>> BEGIN

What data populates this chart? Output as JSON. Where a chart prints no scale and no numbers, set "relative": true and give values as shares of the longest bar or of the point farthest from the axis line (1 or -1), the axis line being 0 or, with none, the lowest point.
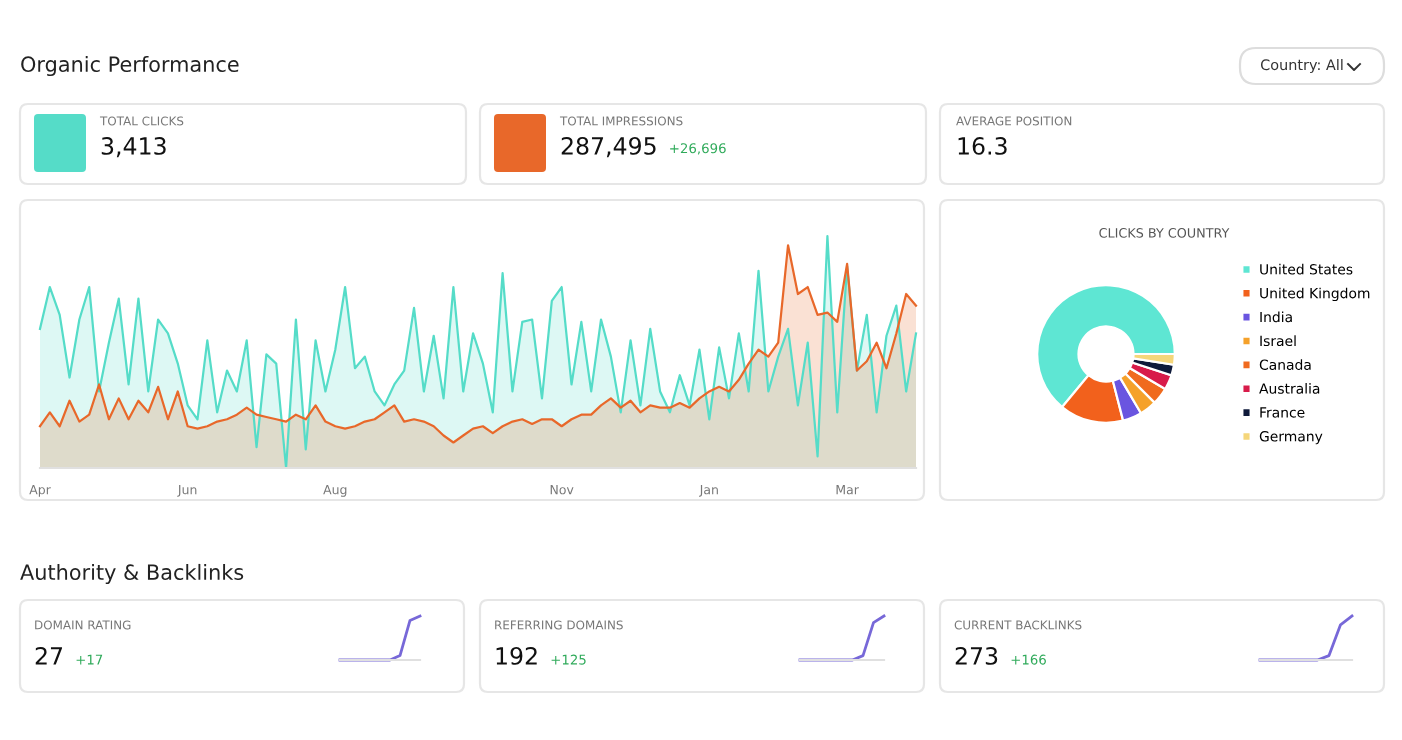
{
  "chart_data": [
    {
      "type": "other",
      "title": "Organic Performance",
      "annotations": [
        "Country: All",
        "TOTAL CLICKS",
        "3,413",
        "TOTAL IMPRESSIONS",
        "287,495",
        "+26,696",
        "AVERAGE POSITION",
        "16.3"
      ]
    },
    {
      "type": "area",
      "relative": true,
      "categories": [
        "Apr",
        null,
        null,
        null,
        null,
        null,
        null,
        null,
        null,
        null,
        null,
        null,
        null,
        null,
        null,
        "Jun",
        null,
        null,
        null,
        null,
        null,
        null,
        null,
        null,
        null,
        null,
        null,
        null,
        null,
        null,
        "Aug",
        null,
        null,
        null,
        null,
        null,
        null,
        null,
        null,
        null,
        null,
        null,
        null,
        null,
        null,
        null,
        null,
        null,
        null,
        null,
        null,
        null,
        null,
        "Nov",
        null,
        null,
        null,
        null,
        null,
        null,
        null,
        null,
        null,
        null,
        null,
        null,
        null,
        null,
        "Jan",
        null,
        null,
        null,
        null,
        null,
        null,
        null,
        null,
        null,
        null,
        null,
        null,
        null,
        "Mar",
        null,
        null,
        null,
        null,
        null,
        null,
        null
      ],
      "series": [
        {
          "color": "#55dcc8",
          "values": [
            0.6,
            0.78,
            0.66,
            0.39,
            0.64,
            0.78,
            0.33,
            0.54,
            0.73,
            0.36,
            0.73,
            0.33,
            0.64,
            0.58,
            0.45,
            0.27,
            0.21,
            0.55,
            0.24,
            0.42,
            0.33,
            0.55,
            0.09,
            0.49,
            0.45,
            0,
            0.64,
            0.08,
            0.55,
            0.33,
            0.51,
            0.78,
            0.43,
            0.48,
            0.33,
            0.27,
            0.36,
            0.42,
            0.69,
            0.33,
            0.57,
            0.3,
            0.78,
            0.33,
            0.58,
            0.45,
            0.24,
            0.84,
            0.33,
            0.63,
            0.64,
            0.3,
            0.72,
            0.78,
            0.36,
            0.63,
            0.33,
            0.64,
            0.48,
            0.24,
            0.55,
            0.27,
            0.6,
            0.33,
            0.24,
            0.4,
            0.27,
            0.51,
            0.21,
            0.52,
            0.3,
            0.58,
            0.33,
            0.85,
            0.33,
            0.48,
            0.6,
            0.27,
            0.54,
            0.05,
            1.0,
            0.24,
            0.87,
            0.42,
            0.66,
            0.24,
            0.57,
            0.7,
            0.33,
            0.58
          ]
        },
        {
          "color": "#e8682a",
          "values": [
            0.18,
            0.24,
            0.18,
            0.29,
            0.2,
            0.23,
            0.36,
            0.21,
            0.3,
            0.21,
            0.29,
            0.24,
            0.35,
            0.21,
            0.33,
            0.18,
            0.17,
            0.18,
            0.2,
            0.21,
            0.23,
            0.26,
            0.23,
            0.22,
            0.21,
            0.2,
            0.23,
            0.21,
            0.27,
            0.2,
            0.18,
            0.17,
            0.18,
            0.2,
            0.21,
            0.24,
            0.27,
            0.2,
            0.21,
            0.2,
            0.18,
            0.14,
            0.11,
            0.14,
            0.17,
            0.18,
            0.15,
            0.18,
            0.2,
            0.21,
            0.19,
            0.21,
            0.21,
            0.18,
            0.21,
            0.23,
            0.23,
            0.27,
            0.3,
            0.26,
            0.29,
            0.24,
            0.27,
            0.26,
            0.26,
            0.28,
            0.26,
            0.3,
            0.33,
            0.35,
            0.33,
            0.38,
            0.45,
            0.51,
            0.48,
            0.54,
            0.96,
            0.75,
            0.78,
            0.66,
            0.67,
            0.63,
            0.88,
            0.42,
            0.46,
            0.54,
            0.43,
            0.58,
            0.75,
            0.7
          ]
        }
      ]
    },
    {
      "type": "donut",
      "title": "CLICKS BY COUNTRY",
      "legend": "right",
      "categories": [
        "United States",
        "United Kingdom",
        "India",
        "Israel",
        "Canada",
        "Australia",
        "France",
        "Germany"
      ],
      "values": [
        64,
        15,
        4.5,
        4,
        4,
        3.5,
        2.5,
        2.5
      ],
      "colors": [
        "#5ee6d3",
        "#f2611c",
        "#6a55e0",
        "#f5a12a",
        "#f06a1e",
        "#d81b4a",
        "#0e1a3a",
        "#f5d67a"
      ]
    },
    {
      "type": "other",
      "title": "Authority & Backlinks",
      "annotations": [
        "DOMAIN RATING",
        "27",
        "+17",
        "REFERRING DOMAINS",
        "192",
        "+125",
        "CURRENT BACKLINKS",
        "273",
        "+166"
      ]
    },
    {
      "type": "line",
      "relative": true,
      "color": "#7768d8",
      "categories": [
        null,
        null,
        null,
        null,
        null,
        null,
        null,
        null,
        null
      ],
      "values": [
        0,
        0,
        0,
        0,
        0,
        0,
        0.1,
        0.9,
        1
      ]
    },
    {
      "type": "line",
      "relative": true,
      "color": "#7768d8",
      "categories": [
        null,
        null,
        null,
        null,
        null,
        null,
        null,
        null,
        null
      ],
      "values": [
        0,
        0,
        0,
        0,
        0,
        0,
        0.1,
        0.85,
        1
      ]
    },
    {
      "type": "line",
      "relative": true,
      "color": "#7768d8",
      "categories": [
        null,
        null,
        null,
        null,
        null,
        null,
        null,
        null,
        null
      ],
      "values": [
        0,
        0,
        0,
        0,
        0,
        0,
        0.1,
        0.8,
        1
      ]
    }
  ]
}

>> END

* **Set task**
Filter the records down to the lines that contain the string "title", and copy those lines.

* **Full answer**
      "title": "Organic Performance",
      "title": "CLICKS BY COUNTRY",
      "title": "Authority & Backlinks",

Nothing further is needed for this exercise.